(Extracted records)
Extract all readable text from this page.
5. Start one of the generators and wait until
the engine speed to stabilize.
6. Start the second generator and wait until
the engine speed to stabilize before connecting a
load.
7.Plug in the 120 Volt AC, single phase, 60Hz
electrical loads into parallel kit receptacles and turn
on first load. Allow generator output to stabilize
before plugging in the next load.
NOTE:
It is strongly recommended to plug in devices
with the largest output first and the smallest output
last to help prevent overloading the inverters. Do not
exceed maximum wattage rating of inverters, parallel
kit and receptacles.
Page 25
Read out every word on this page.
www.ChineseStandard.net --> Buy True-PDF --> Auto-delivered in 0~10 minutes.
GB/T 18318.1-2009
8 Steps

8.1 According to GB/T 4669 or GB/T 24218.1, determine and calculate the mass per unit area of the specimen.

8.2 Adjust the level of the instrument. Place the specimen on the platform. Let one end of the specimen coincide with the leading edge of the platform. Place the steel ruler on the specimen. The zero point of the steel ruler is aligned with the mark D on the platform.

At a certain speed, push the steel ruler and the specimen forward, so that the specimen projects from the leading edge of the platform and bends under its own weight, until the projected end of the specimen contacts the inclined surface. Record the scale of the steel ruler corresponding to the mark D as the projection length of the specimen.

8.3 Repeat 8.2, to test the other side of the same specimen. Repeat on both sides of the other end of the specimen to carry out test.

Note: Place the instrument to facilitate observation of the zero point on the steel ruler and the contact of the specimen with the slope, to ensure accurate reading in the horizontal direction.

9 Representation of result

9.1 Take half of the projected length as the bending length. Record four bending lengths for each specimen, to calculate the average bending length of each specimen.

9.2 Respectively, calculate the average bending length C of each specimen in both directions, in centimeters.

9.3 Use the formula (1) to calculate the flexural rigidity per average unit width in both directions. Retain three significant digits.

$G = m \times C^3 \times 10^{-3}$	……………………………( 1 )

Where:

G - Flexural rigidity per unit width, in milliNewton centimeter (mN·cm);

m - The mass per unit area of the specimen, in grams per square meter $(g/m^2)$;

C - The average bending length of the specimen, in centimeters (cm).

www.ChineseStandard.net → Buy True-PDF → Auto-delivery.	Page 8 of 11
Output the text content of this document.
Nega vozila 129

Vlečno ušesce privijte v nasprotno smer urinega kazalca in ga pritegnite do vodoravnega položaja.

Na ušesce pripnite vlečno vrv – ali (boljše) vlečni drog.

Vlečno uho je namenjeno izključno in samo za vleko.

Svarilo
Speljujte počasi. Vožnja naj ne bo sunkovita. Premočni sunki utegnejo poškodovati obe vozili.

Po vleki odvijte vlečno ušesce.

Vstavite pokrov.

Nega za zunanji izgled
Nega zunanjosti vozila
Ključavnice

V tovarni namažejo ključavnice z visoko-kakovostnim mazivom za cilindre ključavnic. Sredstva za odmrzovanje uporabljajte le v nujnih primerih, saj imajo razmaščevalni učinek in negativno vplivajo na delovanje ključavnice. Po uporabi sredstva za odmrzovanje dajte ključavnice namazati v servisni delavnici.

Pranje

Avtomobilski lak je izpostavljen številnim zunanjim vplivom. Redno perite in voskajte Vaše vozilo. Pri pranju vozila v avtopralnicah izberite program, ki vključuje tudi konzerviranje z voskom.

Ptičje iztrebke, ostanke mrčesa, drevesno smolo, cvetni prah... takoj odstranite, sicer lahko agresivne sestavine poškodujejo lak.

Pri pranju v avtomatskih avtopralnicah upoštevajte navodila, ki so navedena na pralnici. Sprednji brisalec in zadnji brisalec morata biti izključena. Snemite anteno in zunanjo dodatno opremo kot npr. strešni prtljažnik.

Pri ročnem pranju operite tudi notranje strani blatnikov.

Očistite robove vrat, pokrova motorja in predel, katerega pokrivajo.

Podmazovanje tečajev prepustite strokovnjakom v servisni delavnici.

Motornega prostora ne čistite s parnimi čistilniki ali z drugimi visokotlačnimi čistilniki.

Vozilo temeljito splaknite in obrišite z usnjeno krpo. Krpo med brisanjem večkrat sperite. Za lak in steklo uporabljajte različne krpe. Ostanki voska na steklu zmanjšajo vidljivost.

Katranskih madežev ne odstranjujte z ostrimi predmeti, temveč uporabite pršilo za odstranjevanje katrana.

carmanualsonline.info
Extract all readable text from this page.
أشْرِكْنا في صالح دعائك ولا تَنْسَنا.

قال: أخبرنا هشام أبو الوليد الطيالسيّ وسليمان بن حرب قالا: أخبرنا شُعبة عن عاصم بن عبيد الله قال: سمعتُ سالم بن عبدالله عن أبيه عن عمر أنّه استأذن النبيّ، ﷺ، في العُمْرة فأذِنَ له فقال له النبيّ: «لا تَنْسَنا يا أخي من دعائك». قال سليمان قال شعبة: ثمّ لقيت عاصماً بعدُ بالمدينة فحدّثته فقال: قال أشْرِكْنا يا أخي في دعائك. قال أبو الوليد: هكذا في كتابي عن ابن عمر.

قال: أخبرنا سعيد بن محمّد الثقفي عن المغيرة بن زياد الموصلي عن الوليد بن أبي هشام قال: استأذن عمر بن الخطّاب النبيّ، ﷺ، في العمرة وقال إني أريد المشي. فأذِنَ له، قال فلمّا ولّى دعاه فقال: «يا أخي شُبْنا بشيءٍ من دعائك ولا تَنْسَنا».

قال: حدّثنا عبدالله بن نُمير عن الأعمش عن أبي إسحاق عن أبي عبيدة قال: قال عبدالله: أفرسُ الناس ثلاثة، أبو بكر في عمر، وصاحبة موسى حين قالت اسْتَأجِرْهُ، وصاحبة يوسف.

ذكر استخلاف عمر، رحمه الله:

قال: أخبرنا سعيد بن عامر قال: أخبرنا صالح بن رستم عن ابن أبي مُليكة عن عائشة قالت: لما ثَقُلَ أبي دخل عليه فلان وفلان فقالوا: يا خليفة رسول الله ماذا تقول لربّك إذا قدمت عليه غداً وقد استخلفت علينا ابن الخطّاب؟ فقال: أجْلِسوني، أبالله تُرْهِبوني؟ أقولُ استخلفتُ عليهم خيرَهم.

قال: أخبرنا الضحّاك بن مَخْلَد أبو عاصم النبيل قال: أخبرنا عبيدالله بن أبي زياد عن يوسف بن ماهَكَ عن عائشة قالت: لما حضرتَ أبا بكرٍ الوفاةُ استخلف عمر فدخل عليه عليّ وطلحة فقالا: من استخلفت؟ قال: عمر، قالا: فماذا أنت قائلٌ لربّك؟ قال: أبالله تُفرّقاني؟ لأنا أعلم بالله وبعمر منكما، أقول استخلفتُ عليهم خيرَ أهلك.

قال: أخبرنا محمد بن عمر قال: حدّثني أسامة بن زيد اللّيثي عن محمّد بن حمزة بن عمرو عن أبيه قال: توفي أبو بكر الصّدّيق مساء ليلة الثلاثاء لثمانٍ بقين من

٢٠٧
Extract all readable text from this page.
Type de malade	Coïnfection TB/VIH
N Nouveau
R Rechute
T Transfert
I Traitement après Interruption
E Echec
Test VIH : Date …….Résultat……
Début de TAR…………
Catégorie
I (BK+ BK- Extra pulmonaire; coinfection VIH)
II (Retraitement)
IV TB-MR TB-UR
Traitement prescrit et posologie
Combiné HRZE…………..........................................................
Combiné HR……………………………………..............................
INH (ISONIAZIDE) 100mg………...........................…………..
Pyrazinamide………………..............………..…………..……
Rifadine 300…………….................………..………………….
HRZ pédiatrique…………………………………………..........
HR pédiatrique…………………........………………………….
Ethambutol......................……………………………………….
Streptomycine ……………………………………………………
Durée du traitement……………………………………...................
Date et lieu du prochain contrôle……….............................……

> BRIEF:
Your task is to output all of the data above word for word.

> PROBLEM SOLUTION:
Extract all readable text from this page.
5. Start one of the generators and wait until
the engine speed to stabilize.
6. Start the second generator and wait until
the engine speed to stabilize before connecting a
load.
7.Plug in the 120 Volt AC, single phase, 60Hz
electrical loads into parallel kit receptacles and turn
on first load. Allow generator output to stabilize
before plugging in the next load.
NOTE:
It is strongly recommended to plug in devices
with the largest output first and the smallest output
last to help prevent overloading the inverters. Do not
exceed maximum wattage rating of inverters, parallel
kit and receptacles.
Page 25
Read out every word on this page.
www.ChineseStandard.net --> Buy True-PDF --> Auto-delivered in 0~10 minutes.
GB/T 18318.1-2009
8 Steps

8.1 According to GB/T 4669 or GB/T 24218.1, determine and calculate the mass per unit area of the specimen.

8.2 Adjust the level of the instrument. Place the specimen on the platform. Let one end of the specimen coincide with the leading edge of the platform. Place the steel ruler on the specimen. The zero point of the steel ruler is aligned with the mark D on the platform.

At a certain speed, push the steel ruler and the specimen forward, so that the specimen projects from the leading edge of the platform and bends under its own weight, until the projected end of the specimen contacts the inclined surface. Record the scale of the steel ruler corresponding to the mark D as the projection length of the specimen.

8.3 Repeat 8.2, to test the other side of the same specimen. Repeat on both sides of the other end of the specimen to carry out test.

Note: Place the instrument to facilitate observation of the zero point on the steel ruler and the contact of the specimen with the slope, to ensure accurate reading in the horizontal direction.

9 Representation of result

9.1 Take half of the projected length as the bending length. Record four bending lengths for each specimen, to calculate the average bending length of each specimen.

9.2 Respectively, calculate the average bending length C of each specimen in both directions, in centimeters.

9.3 Use the formula (1) to calculate the flexural rigidity per average unit width in both directions. Retain three significant digits.

$G = m \times C^3 \times 10^{-3}$	……………………………( 1 )

Where:

G - Flexural rigidity per unit width, in milliNewton centimeter (mN·cm);

m - The mass per unit area of the specimen, in grams per square meter $(g/m^2)$;

C - The average bending length of the specimen, in centimeters (cm).

www.ChineseStandard.net → Buy True-PDF → Auto-delivery.	Page 8 of 11
Output the text content of this document.
Nega vozila 129

Vlečno ušesce privijte v nasprotno smer urinega kazalca in ga pritegnite do vodoravnega položaja.

Na ušesce pripnite vlečno vrv – ali (boljše) vlečni drog.

Vlečno uho je namenjeno izključno in samo za vleko.

Svarilo
Speljujte počasi. Vožnja naj ne bo sunkovita. Premočni sunki utegnejo poškodovati obe vozili.

Po vleki odvijte vlečno ušesce.

Vstavite pokrov.

Nega za zunanji izgled
Nega zunanjosti vozila
Ključavnice

V tovarni namažejo ključavnice z visoko-kakovostnim mazivom za cilindre ključavnic. Sredstva za odmrzovanje uporabljajte le v nujnih primerih, saj imajo razmaščevalni učinek in negativno vplivajo na delovanje ključavnice. Po uporabi sredstva za odmrzovanje dajte ključavnice namazati v servisni delavnici.

Pranje

Avtomobilski lak je izpostavljen številnim zunanjim vplivom. Redno perite in voskajte Vaše vozilo. Pri pranju vozila v avtopralnicah izberite program, ki vključuje tudi konzerviranje z voskom.

Ptičje iztrebke, ostanke mrčesa, drevesno smolo, cvetni prah... takoj odstranite, sicer lahko agresivne sestavine poškodujejo lak.

Pri pranju v avtomatskih avtopralnicah upoštevajte navodila, ki so navedena na pralnici. Sprednji brisalec in zadnji brisalec morata biti izključena. Snemite anteno in zunanjo dodatno opremo kot npr. strešni prtljažnik.

Pri ročnem pranju operite tudi notranje strani blatnikov.

Očistite robove vrat, pokrova motorja in predel, katerega pokrivajo.

Podmazovanje tečajev prepustite strokovnjakom v servisni delavnici.

Motornega prostora ne čistite s parnimi čistilniki ali z drugimi visokotlačnimi čistilniki.

Vozilo temeljito splaknite in obrišite z usnjeno krpo. Krpo med brisanjem večkrat sperite. Za lak in steklo uporabljajte različne krpe. Ostanki voska na steklu zmanjšajo vidljivost.

Katranskih madežev ne odstranjujte z ostrimi predmeti, temveč uporabite pršilo za odstranjevanje katrana.

carmanualsonline.info
Extract all readable text from this page.
أشْرِكْنا في صالح دعائك ولا تَنْسَنا.

قال: أخبرنا هشام أبو الوليد الطيالسيّ وسليمان بن حرب قالا: أخبرنا شُعبة عن عاصم بن عبيد الله قال: سمعتُ سالم بن عبدالله عن أبيه عن عمر أنّه استأذن النبيّ، ﷺ، في العُمْرة فأذِنَ له فقال له النبيّ: «لا تَنْسَنا يا أخي من دعائك». قال سليمان قال شعبة: ثمّ لقيت عاصماً بعدُ بالمدينة فحدّثته فقال: قال أشْرِكْنا يا أخي في دعائك. قال أبو الوليد: هكذا في كتابي عن ابن عمر.

قال: أخبرنا سعيد بن محمّد الثقفي عن المغيرة بن زياد الموصلي عن الوليد بن أبي هشام قال: استأذن عمر بن الخطّاب النبيّ، ﷺ، في العمرة وقال إني أريد المشي. فأذِنَ له، قال فلمّا ولّى دعاه فقال: «يا أخي شُبْنا بشيءٍ من دعائك ولا تَنْسَنا».

قال: حدّثنا عبدالله بن نُمير عن الأعمش عن أبي إسحاق عن أبي عبيدة قال: قال عبدالله: أفرسُ الناس ثلاثة، أبو بكر في عمر، وصاحبة موسى حين قالت اسْتَأجِرْهُ، وصاحبة يوسف.

ذكر استخلاف عمر، رحمه الله:

قال: أخبرنا سعيد بن عامر قال: أخبرنا صالح بن رستم عن ابن أبي مُليكة عن عائشة قالت: لما ثَقُلَ أبي دخل عليه فلان وفلان فقالوا: يا خليفة رسول الله ماذا تقول لربّك إذا قدمت عليه غداً وقد استخلفت علينا ابن الخطّاب؟ فقال: أجْلِسوني، أبالله تُرْهِبوني؟ أقولُ استخلفتُ عليهم خيرَهم.

قال: أخبرنا الضحّاك بن مَخْلَد أبو عاصم النبيل قال: أخبرنا عبيدالله بن أبي زياد عن يوسف بن ماهَكَ عن عائشة قالت: لما حضرتَ أبا بكرٍ الوفاةُ استخلف عمر فدخل عليه عليّ وطلحة فقالا: من استخلفت؟ قال: عمر، قالا: فماذا أنت قائلٌ لربّك؟ قال: أبالله تُفرّقاني؟ لأنا أعلم بالله وبعمر منكما، أقول استخلفتُ عليهم خيرَ أهلك.

قال: أخبرنا محمد بن عمر قال: حدّثني أسامة بن زيد اللّيثي عن محمّد بن حمزة بن عمرو عن أبيه قال: توفي أبو بكر الصّدّيق مساء ليلة الثلاثاء لثمانٍ بقين من

٢٠٧
Extract all readable text from this page.
Type de malade	Coïnfection TB/VIH
N Nouveau
R Rechute
T Transfert
I Traitement après Interruption
E Echec
Test VIH : Date …….Résultat……
Début de TAR…………
Catégorie
I (BK+ BK- Extra pulmonaire; coinfection VIH)
II (Retraitement)
IV TB-MR TB-UR
Traitement prescrit et posologie
Combiné HRZE…………..........................................................
Combiné HR……………………………………..............................
INH (ISONIAZIDE) 100mg………...........................…………..
Pyrazinamide………………..............………..…………..……
Rifadine 300…………….................………..………………….
HRZ pédiatrique…………………………………………..........
HR pédiatrique…………………........………………………….
Ethambutol......................……………………………………….
Streptomycine ……………………………………………………
Durée du traitement……………………………………...................
Date et lieu du prochain contrôle……….............................……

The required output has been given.